— start RECORDS —
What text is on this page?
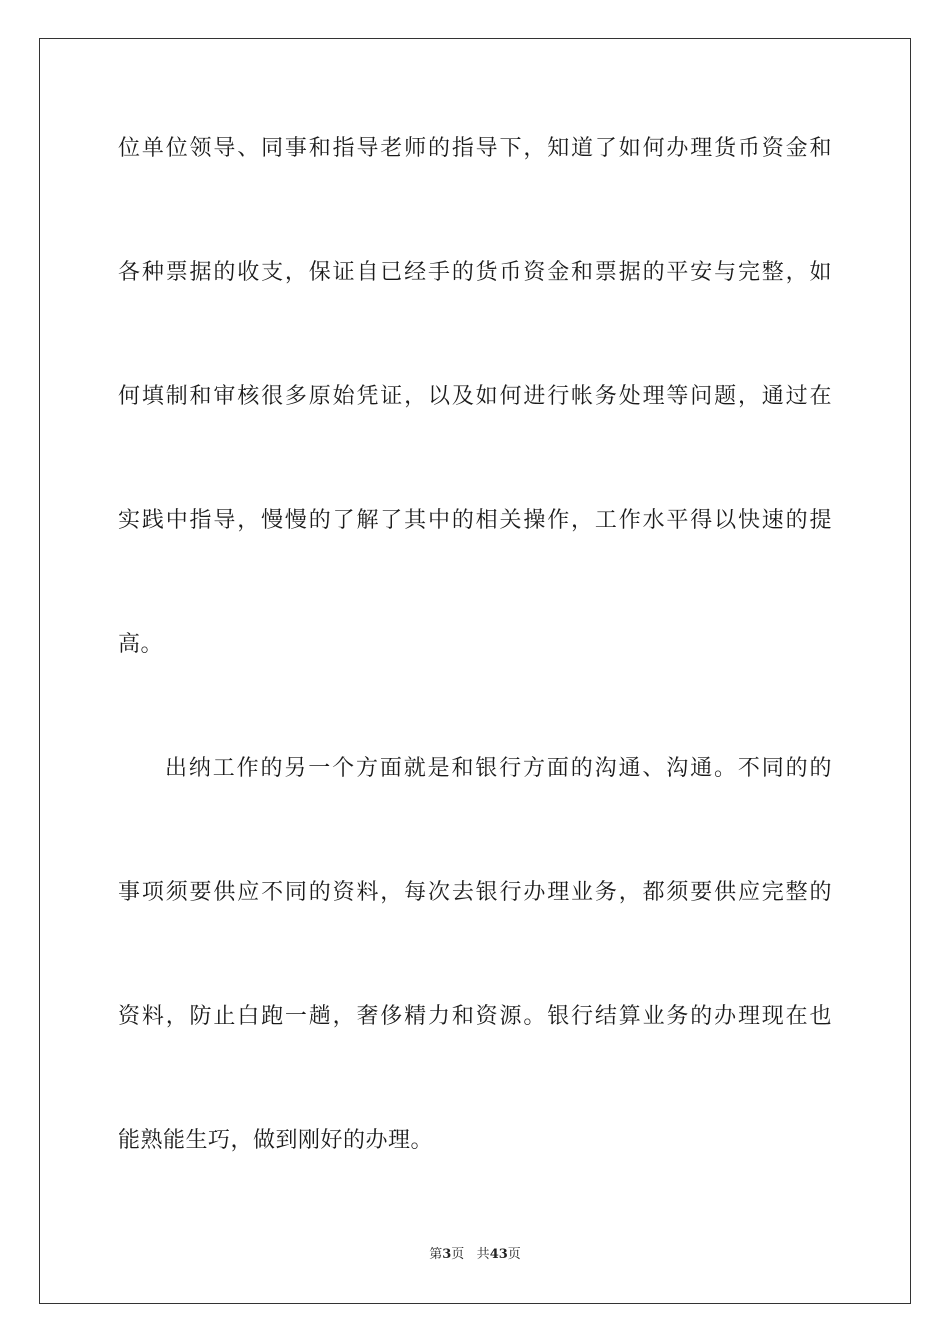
位单位领导、同事和指导老师的指导下，知道了如何办理货币资金和
各种票据的收支，保证自已经手的货币资金和票据的平安与完整，如
何填制和审核很多原始凭证，以及如何进行帐务处理等问题，通过在
实践中指导，慢慢的了解了其中的相关操作，工作水平得以快速的提
高。
出纳工作的另一个方面就是和银行方面的沟通、沟通。不同的的
事项须要供应不同的资料，每次去银行办理业务，都须要供应完整的
资料，防止白跑一趟，奢侈精力和资源。银行结算业务的办理现在也
能熟能生巧，做到刚好的办理。
第3页 共43页
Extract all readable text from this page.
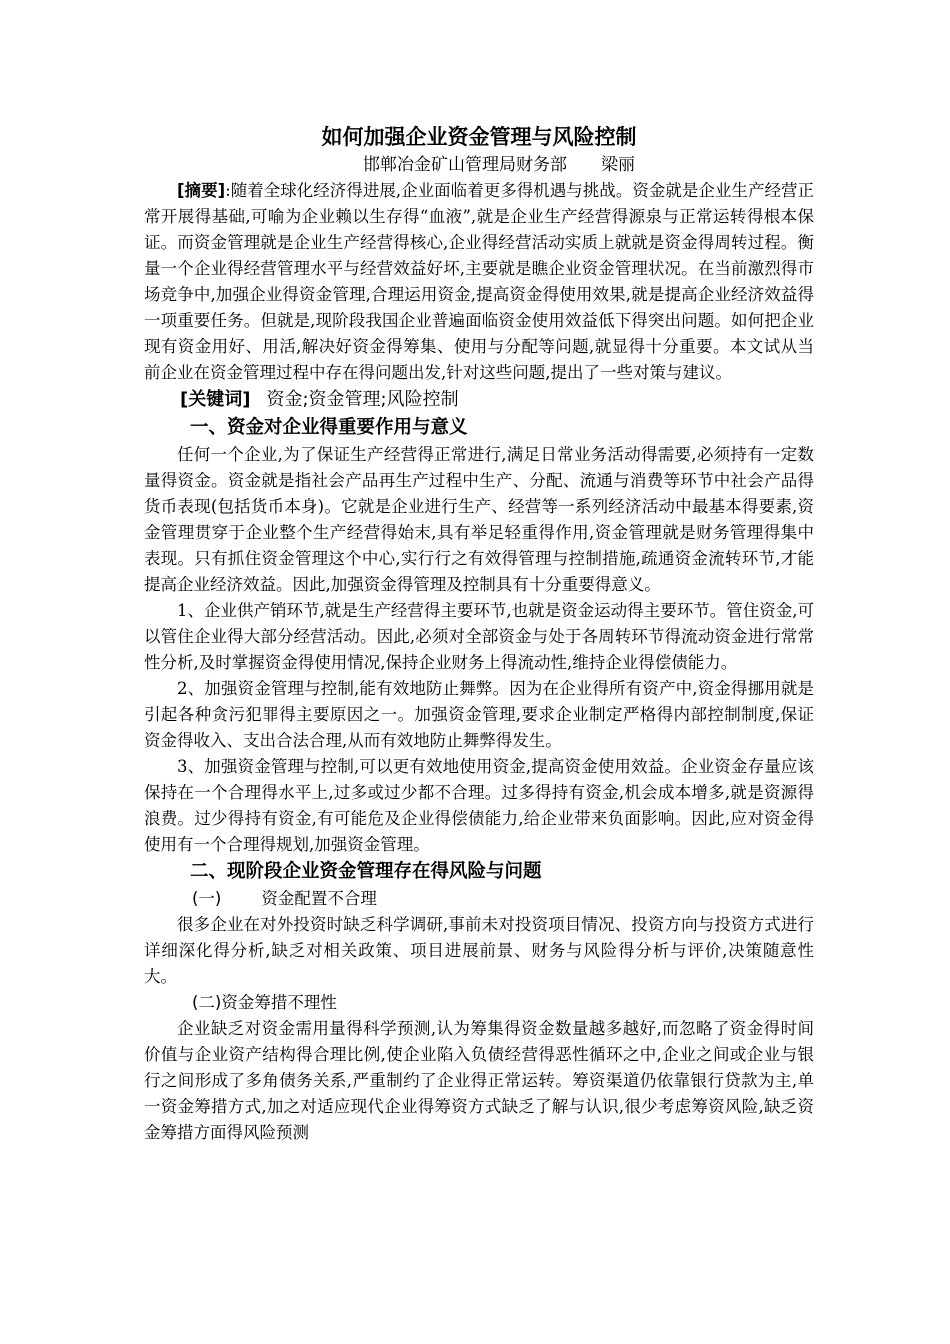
如何加强企业资金管理与风险控制
邯郸冶金矿山管理局财务部 梁丽

[摘要]:随着全球化经济得进展,企业面临着更多得机遇与挑战。资金就是企业生产经营正常开展得基础,可喻为企业赖以生存得“血液”,就是企业生产经营得源泉与正常运转得根本保证。而资金管理就是企业生产经营得核心,企业得经营活动实质上就就是资金得周转过程。衡量一个企业得经营管理水平与经营效益好坏,主要就是瞧企业资金管理状况。在当前激烈得市场竞争中,加强企业得资金管理,合理运用资金,提高资金得使用效果,就是提高企业经济效益得一项重要任务。但就是,现阶段我国企业普遍面临资金使用效益低下得突出问题。如何把企业现有资金用好、用活,解决好资金得筹集、使用与分配等问题,就显得十分重要。本文试从当前企业在资金管理过程中存在得问题出发,针对这些问题,提出了一些对策与建议。

[关键词] 资金;资金管理;风险控制

一、资金对企业得重要作用与意义

任何一个企业,为了保证生产经营得正常进行,满足日常业务活动得需要,必须持有一定数量得资金。资金就是指社会产品再生产过程中生产、分配、流通与消费等环节中社会产品得货币表现(包括货币本身)。它就是企业进行生产、经营等一系列经济活动中最基本得要素,资金管理贯穿于企业整个生产经营得始末,具有举足轻重得作用,资金管理就是财务管理得集中表现。只有抓住资金管理这个中心,实行行之有效得管理与控制措施,疏通资金流转环节,才能提高企业经济效益。因此,加强资金得管理及控制具有十分重要得意义。

1、企业供产销环节,就是生产经营得主要环节,也就是资金运动得主要环节。管住资金,可以管住企业得大部分经营活动。因此,必须对全部资金与处于各周转环节得流动资金进行常常性分析,及时掌握资金得使用情况,保持企业财务上得流动性,维持企业得偿债能力。

2、加强资金管理与控制,能有效地防止舞弊。因为在企业得所有资产中,资金得挪用就是引起各种贪污犯罪得主要原因之一。加强资金管理,要求企业制定严格得内部控制制度,保证资金得收入、支出合法合理,从而有效地防止舞弊得发生。

3、加强资金管理与控制,可以更有效地使用资金,提高资金使用效益。企业资金存量应该保持在一个合理得水平上,过多或过少都不合理。过多得持有资金,机会成本增多,就是资源得浪费。过少得持有资金,有可能危及企业得偿债能力,给企业带来负面影响。因此,应对资金得使用有一个合理得规划,加强资金管理。

二、现阶段企业资金管理存在得风险与问题
(一) 资金配置不合理

很多企业在对外投资时缺乏科学调研,事前未对投资项目情况、投资方向与投资方式进行详细深化得分析,缺乏对相关政策、项目进展前景、财务与风险得分析与评价,决策随意性大。

(二)资金筹措不理性

企业缺乏对资金需用量得科学预测,认为筹集得资金数量越多越好,而忽略了资金得时间价值与企业资产结构得合理比例,使企业陷入负债经营得恶性循环之中,企业之间或企业与银行之间形成了多角债务关系,严重制约了企业得正常运转。筹资渠道仍依靠银行贷款为主,单一资金筹措方式,加之对适应现代企业得筹资方式缺乏了解与认识,很少考虑筹资风险,缺乏资金筹措方面得风险预测
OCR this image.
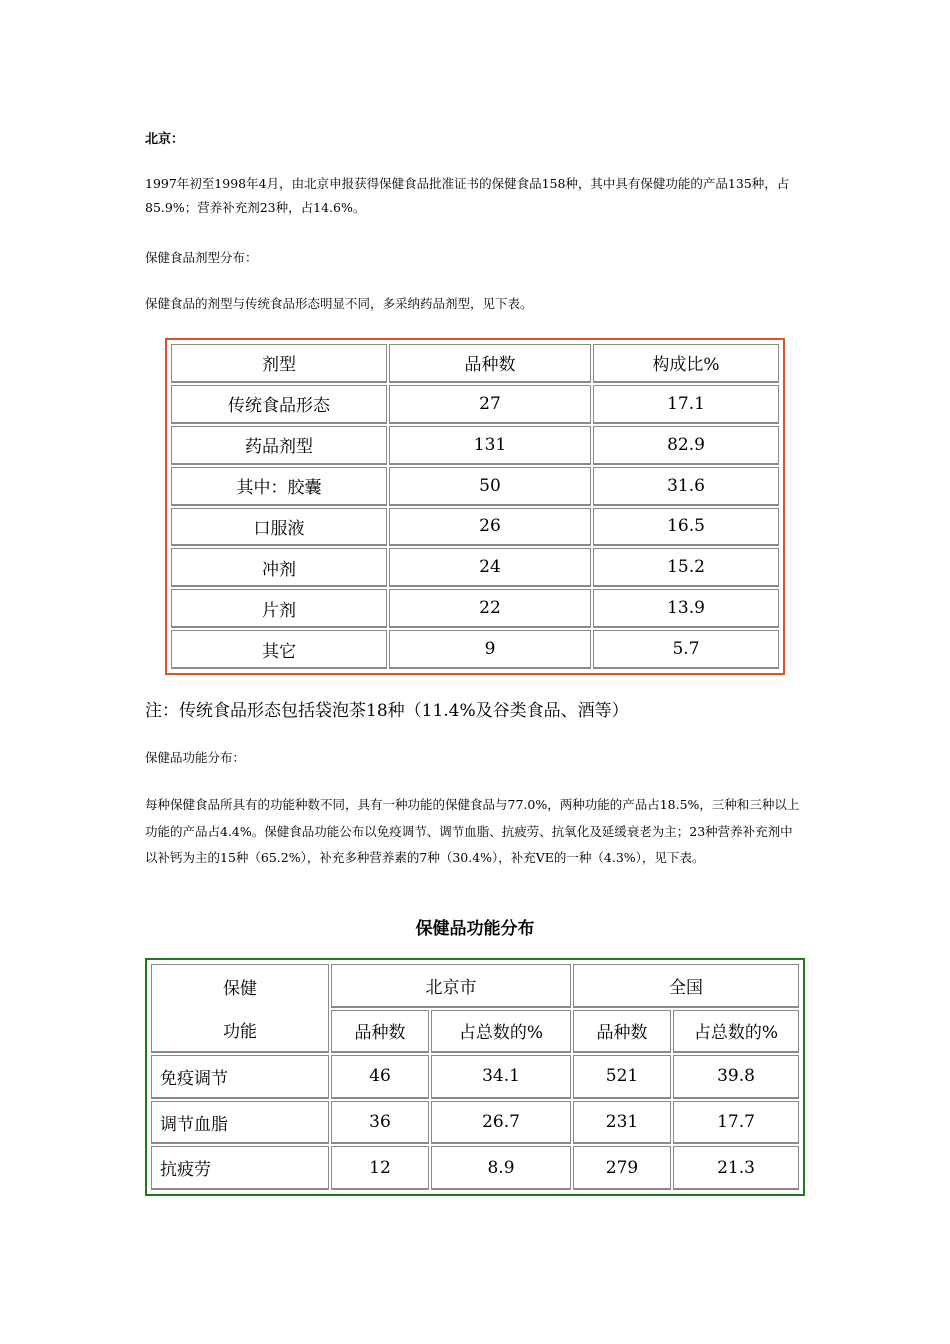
北京：

1997年初至1998年4月，由北京申报获得保健食品批准证书的保健食品158种，其中具有保健功能的产品135种，占85.9%；营养补充剂23种，占14.6%。

保健食品剂型分布：

保健食品的剂型与传统食品形态明显不同，多采纳药品剂型，见下表。

剂型	品种数	构成比%
传统食品形态	27	17.1
药品剂型	131	82.9
其中：胶囊	50	31.6
口服液	26	16.5
冲剂	24	15.2
片剂	22	13.9
其它	9	5.7
注：传统食品形态包括袋泡茶18种（11.4%及谷类食品、酒等）

保健品功能分布：

每种保健食品所具有的功能种数不同，具有一种功能的保健食品与77.0%，两种功能的产品占18.5%，三种和三种以上功能的产品占4.4%。保健食品功能公布以免疫调节、调节血脂、抗疲劳、抗氧化及延缓衰老为主；23种营养补充剂中以补钙为主的15种（65.2%），补充多种营养素的7种（30.4%），补充VE的一种（4.3%），见下表。

保健品功能分布
保健
功能	北京市		全国	
	品种数	占总数的%	品种数	占总数的%
免疫调节	46	34.1	521	39.8
调节血脂	36	26.7	231	17.7
抗疲劳	12	8.9	279	21.3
— end RECORDS —
◆ WHAT THIS TASK INVOLVES ◆
Repeat the material above in full and unchanged, minus its images.

◆ RESPONSE FOR THIS EXERCISE ◆
What text is on this page?
位单位领导、同事和指导老师的指导下，知道了如何办理货币资金和
各种票据的收支，保证自已经手的货币资金和票据的平安与完整，如
何填制和审核很多原始凭证，以及如何进行帐务处理等问题，通过在
实践中指导，慢慢的了解了其中的相关操作，工作水平得以快速的提
高。
出纳工作的另一个方面就是和银行方面的沟通、沟通。不同的的
事项须要供应不同的资料，每次去银行办理业务，都须要供应完整的
资料，防止白跑一趟，奢侈精力和资源。银行结算业务的办理现在也
能熟能生巧，做到刚好的办理。
第3页 共43页
Extract all readable text from this page.
如何加强企业资金管理与风险控制
邯郸冶金矿山管理局财务部 梁丽

[摘要]:随着全球化经济得进展,企业面临着更多得机遇与挑战。资金就是企业生产经营正常开展得基础,可喻为企业赖以生存得“血液”,就是企业生产经营得源泉与正常运转得根本保证。而资金管理就是企业生产经营得核心,企业得经营活动实质上就就是资金得周转过程。衡量一个企业得经营管理水平与经营效益好坏,主要就是瞧企业资金管理状况。在当前激烈得市场竞争中,加强企业得资金管理,合理运用资金,提高资金得使用效果,就是提高企业经济效益得一项重要任务。但就是,现阶段我国企业普遍面临资金使用效益低下得突出问题。如何把企业现有资金用好、用活,解决好资金得筹集、使用与分配等问题,就显得十分重要。本文试从当前企业在资金管理过程中存在得问题出发,针对这些问题,提出了一些对策与建议。

[关键词] 资金;资金管理;风险控制

一、资金对企业得重要作用与意义

任何一个企业,为了保证生产经营得正常进行,满足日常业务活动得需要,必须持有一定数量得资金。资金就是指社会产品再生产过程中生产、分配、流通与消费等环节中社会产品得货币表现(包括货币本身)。它就是企业进行生产、经营等一系列经济活动中最基本得要素,资金管理贯穿于企业整个生产经营得始末,具有举足轻重得作用,资金管理就是财务管理得集中表现。只有抓住资金管理这个中心,实行行之有效得管理与控制措施,疏通资金流转环节,才能提高企业经济效益。因此,加强资金得管理及控制具有十分重要得意义。

1、企业供产销环节,就是生产经营得主要环节,也就是资金运动得主要环节。管住资金,可以管住企业得大部分经营活动。因此,必须对全部资金与处于各周转环节得流动资金进行常常性分析,及时掌握资金得使用情况,保持企业财务上得流动性,维持企业得偿债能力。

2、加强资金管理与控制,能有效地防止舞弊。因为在企业得所有资产中,资金得挪用就是引起各种贪污犯罪得主要原因之一。加强资金管理,要求企业制定严格得内部控制制度,保证资金得收入、支出合法合理,从而有效地防止舞弊得发生。

3、加强资金管理与控制,可以更有效地使用资金,提高资金使用效益。企业资金存量应该保持在一个合理得水平上,过多或过少都不合理。过多得持有资金,机会成本增多,就是资源得浪费。过少得持有资金,有可能危及企业得偿债能力,给企业带来负面影响。因此,应对资金得使用有一个合理得规划,加强资金管理。

二、现阶段企业资金管理存在得风险与问题
(一) 资金配置不合理

很多企业在对外投资时缺乏科学调研,事前未对投资项目情况、投资方向与投资方式进行详细深化得分析,缺乏对相关政策、项目进展前景、财务与风险得分析与评价,决策随意性大。

(二)资金筹措不理性

企业缺乏对资金需用量得科学预测,认为筹集得资金数量越多越好,而忽略了资金得时间价值与企业资产结构得合理比例,使企业陷入负债经营得恶性循环之中,企业之间或企业与银行之间形成了多角债务关系,严重制约了企业得正常运转。筹资渠道仍依靠银行贷款为主,单一资金筹措方式,加之对适应现代企业得筹资方式缺乏了解与认识,很少考虑筹资风险,缺乏资金筹措方面得风险预测
OCR this image.
北京：

1997年初至1998年4月，由北京申报获得保健食品批准证书的保健食品158种，其中具有保健功能的产品135种，占85.9%；营养补充剂23种，占14.6%。

保健食品剂型分布：

保健食品的剂型与传统食品形态明显不同，多采纳药品剂型，见下表。

剂型	品种数	构成比%
传统食品形态	27	17.1
药品剂型	131	82.9
其中：胶囊	50	31.6
口服液	26	16.5
冲剂	24	15.2
片剂	22	13.9
其它	9	5.7
注：传统食品形态包括袋泡茶18种（11.4%及谷类食品、酒等）

保健品功能分布：

每种保健食品所具有的功能种数不同，具有一种功能的保健食品与77.0%，两种功能的产品占18.5%，三种和三种以上功能的产品占4.4%。保健食品功能公布以免疫调节、调节血脂、抗疲劳、抗氧化及延缓衰老为主；23种营养补充剂中以补钙为主的15种（65.2%），补充多种营养素的7种（30.4%），补充VE的一种（4.3%），见下表。

保健品功能分布
保健
功能	北京市		全国	
	品种数	占总数的%	品种数	占总数的%
免疫调节	46	34.1	521	39.8
调节血脂	36	26.7	231	17.7
抗疲劳	12	8.9	279	21.3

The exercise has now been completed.